-- begin DATASET CONTENT --

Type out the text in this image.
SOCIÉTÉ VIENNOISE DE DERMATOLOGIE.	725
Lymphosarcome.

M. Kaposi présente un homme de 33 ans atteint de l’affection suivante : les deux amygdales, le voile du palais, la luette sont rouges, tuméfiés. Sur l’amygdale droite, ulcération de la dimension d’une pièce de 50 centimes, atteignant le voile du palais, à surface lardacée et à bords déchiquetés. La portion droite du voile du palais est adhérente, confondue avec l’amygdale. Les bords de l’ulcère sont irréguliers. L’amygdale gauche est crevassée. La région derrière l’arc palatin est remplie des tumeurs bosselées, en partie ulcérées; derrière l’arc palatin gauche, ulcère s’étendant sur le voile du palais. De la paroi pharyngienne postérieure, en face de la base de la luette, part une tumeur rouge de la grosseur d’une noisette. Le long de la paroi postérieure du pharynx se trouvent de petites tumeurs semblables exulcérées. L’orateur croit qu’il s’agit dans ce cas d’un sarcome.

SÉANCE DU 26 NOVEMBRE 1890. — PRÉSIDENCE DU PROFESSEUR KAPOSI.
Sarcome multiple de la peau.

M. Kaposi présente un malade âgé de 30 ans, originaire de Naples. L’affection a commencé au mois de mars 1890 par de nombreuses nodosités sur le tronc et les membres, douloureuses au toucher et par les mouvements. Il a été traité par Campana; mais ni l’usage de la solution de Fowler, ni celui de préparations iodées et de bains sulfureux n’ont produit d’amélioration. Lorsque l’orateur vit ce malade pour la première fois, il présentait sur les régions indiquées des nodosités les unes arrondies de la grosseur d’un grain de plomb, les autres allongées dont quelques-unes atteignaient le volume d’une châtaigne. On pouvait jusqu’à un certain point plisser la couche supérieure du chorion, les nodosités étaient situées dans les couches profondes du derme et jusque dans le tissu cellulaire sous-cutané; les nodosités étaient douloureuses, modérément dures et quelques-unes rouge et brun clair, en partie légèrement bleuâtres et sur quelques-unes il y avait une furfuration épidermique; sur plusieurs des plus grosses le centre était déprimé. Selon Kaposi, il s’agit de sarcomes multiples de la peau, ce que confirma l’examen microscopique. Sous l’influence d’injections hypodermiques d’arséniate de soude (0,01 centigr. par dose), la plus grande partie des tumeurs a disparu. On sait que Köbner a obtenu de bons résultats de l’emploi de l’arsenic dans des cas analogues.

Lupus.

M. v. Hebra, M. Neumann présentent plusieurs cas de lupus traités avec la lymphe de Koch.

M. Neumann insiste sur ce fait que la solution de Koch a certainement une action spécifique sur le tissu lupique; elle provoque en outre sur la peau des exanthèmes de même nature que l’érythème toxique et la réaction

-- end DATASET CONTENT --

## WHAT YOU NEED TO DO
Count every line in the data that contains the word "Koch", then give that count and nothing else.

## EXERCISE SOLUTION
2